▸ EXERCISE DIRECTIONS: Each line should be copied exactly.

- - -

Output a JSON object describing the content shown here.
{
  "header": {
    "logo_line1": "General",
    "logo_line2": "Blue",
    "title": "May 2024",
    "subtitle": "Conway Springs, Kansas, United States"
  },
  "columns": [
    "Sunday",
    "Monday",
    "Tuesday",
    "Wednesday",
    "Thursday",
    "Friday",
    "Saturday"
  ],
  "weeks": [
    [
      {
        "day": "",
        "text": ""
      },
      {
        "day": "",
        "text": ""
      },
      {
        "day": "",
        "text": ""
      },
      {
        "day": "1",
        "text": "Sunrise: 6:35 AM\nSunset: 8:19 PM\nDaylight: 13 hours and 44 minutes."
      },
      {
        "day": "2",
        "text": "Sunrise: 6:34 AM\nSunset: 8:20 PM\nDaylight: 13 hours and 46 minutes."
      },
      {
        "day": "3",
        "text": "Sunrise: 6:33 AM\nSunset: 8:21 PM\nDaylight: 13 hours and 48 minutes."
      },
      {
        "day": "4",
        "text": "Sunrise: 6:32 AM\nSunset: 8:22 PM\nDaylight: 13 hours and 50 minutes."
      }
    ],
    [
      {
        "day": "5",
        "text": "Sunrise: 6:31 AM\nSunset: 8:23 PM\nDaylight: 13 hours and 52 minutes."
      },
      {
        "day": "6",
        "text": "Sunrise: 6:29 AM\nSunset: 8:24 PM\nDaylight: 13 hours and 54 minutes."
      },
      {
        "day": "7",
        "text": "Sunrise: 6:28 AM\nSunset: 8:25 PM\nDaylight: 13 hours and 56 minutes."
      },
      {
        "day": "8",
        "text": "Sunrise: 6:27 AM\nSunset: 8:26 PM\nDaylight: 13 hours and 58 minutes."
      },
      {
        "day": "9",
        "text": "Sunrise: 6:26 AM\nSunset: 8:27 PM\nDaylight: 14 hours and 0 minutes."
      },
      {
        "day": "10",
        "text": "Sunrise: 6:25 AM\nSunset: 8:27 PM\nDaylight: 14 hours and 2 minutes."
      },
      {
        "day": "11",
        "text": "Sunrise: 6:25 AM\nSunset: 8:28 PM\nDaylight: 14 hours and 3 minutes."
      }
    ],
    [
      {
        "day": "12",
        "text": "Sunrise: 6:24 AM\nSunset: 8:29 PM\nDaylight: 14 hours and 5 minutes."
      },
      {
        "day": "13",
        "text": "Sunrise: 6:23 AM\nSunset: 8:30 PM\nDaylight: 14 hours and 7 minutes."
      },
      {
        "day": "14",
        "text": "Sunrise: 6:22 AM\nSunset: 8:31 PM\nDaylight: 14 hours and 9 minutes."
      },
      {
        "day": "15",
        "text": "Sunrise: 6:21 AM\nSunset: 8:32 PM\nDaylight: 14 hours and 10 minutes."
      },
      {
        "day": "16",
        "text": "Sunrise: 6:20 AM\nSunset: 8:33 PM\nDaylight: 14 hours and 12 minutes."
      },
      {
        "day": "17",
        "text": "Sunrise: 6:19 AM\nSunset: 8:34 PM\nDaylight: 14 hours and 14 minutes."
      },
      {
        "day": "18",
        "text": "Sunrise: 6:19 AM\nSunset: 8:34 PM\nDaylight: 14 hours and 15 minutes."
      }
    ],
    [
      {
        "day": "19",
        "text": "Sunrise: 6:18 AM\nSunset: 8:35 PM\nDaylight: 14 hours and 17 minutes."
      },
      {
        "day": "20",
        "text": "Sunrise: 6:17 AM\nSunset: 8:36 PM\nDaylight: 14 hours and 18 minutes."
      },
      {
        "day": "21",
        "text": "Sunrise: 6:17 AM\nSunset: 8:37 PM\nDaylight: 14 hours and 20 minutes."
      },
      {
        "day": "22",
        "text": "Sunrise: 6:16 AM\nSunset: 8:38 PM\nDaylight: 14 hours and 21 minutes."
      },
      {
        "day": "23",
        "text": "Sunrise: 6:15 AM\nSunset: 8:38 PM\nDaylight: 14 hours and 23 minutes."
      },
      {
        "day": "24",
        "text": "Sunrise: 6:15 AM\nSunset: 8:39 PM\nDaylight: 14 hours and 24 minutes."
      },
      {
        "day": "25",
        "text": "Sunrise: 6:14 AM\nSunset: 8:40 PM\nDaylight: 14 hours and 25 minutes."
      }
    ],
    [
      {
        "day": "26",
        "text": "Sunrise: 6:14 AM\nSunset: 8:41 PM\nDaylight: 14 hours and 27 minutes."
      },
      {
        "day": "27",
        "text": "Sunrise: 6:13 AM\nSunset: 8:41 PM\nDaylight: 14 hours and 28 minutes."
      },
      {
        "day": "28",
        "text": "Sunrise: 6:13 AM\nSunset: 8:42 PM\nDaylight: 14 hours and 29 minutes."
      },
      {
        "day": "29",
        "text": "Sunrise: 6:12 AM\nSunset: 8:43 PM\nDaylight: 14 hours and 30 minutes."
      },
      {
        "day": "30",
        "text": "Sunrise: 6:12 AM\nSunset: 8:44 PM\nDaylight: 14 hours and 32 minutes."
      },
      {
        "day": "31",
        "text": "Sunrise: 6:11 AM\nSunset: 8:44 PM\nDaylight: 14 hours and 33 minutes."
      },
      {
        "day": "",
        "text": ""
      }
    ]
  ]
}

- - -

▸ SOLUTION TO THIS TASK:
Output a JSON object describing the content shown here.
{
  "header": {
    "logo_line1": "General",
    "logo_line2": "Blue",
    "title": "May 2024",
    "subtitle": "Conway Springs, Kansas, United States"
  },
  "columns": [
    "Sunday",
    "Monday",
    "Tuesday",
    "Wednesday",
    "Thursday",
    "Friday",
    "Saturday"
  ],
  "weeks": [
    [
      {
        "day": "",
        "text": ""
      },
      {
        "day": "",
        "text": ""
      },
      {
        "day": "",
        "text": ""
      },
      {
        "day": "1",
        "text": "Sunrise: 6:35 AM\nSunset: 8:19 PM\nDaylight: 13 hours and 44 minutes."
      },
      {
        "day": "2",
        "text": "Sunrise: 6:34 AM\nSunset: 8:20 PM\nDaylight: 13 hours and 46 minutes."
      },
      {
        "day": "3",
        "text": "Sunrise: 6:33 AM\nSunset: 8:21 PM\nDaylight: 13 hours and 48 minutes."
      },
      {
        "day": "4",
        "text": "Sunrise: 6:32 AM\nSunset: 8:22 PM\nDaylight: 13 hours and 50 minutes."
      }
    ],
    [
      {
        "day": "5",
        "text": "Sunrise: 6:31 AM\nSunset: 8:23 PM\nDaylight: 13 hours and 52 minutes."
      },
      {
        "day": "6",
        "text": "Sunrise: 6:29 AM\nSunset: 8:24 PM\nDaylight: 13 hours and 54 minutes."
      },
      {
        "day": "7",
        "text": "Sunrise: 6:28 AM\nSunset: 8:25 PM\nDaylight: 13 hours and 56 minutes."
      },
      {
        "day": "8",
        "text": "Sunrise: 6:27 AM\nSunset: 8:26 PM\nDaylight: 13 hours and 58 minutes."
      },
      {
        "day": "9",
        "text": "Sunrise: 6:26 AM\nSunset: 8:27 PM\nDaylight: 14 hours and 0 minutes."
      },
      {
        "day": "10",
        "text": "Sunrise: 6:25 AM\nSunset: 8:27 PM\nDaylight: 14 hours and 2 minutes."
      },
      {
        "day": "11",
        "text": "Sunrise: 6:25 AM\nSunset: 8:28 PM\nDaylight: 14 hours and 3 minutes."
      }
    ],
    [
      {
        "day": "12",
        "text": "Sunrise: 6:24 AM\nSunset: 8:29 PM\nDaylight: 14 hours and 5 minutes."
      },
      {
        "day": "13",
        "text": "Sunrise: 6:23 AM\nSunset: 8:30 PM\nDaylight: 14 hours and 7 minutes."
      },
      {
        "day": "14",
        "text": "Sunrise: 6:22 AM\nSunset: 8:31 PM\nDaylight: 14 hours and 9 minutes."
      },
      {
        "day": "15",
        "text": "Sunrise: 6:21 AM\nSunset: 8:32 PM\nDaylight: 14 hours and 10 minutes."
      },
      {
        "day": "16",
        "text": "Sunrise: 6:20 AM\nSunset: 8:33 PM\nDaylight: 14 hours and 12 minutes."
      },
      {
        "day": "17",
        "text": "Sunrise: 6:19 AM\nSunset: 8:34 PM\nDaylight: 14 hours and 14 minutes."
      },
      {
        "day": "18",
        "text": "Sunrise: 6:19 AM\nSunset: 8:34 PM\nDaylight: 14 hours and 15 minutes."
      }
    ],
    [
      {
        "day": "19",
        "text": "Sunrise: 6:18 AM\nSunset: 8:35 PM\nDaylight: 14 hours and 17 minutes."
      },
      {
        "day": "20",
        "text": "Sunrise: 6:17 AM\nSunset: 8:36 PM\nDaylight: 14 hours and 18 minutes."
      },
      {
        "day": "21",
        "text": "Sunrise: 6:17 AM\nSunset: 8:37 PM\nDaylight: 14 hours and 20 minutes."
      },
      {
        "day": "22",
        "text": "Sunrise: 6:16 AM\nSunset: 8:38 PM\nDaylight: 14 hours and 21 minutes."
      },
      {
        "day": "23",
        "text": "Sunrise: 6:15 AM\nSunset: 8:38 PM\nDaylight: 14 hours and 23 minutes."
      },
      {
        "day": "24",
        "text": "Sunrise: 6:15 AM\nSunset: 8:39 PM\nDaylight: 14 hours and 24 minutes."
      },
      {
        "day": "25",
        "text": "Sunrise: 6:14 AM\nSunset: 8:40 PM\nDaylight: 14 hours and 25 minutes."
      }
    ],
    [
      {
        "day": "26",
        "text": "Sunrise: 6:14 AM\nSunset: 8:41 PM\nDaylight: 14 hours and 27 minutes."
      },
      {
        "day": "27",
        "text": "Sunrise: 6:13 AM\nSunset: 8:41 PM\nDaylight: 14 hours and 28 minutes."
      },
      {
        "day": "28",
        "text": "Sunrise: 6:13 AM\nSunset: 8:42 PM\nDaylight: 14 hours and 29 minutes."
      },
      {
        "day": "29",
        "text": "Sunrise: 6:12 AM\nSunset: 8:43 PM\nDaylight: 14 hours and 30 minutes."
      },
      {
        "day": "30",
        "text": "Sunrise: 6:12 AM\nSunset: 8:44 PM\nDaylight: 14 hours and 32 minutes."
      },
      {
        "day": "31",
        "text": "Sunrise: 6:11 AM\nSunset: 8:44 PM\nDaylight: 14 hours and 33 minutes."
      },
      {
        "day": "",
        "text": ""
      }
    ]
  ]
}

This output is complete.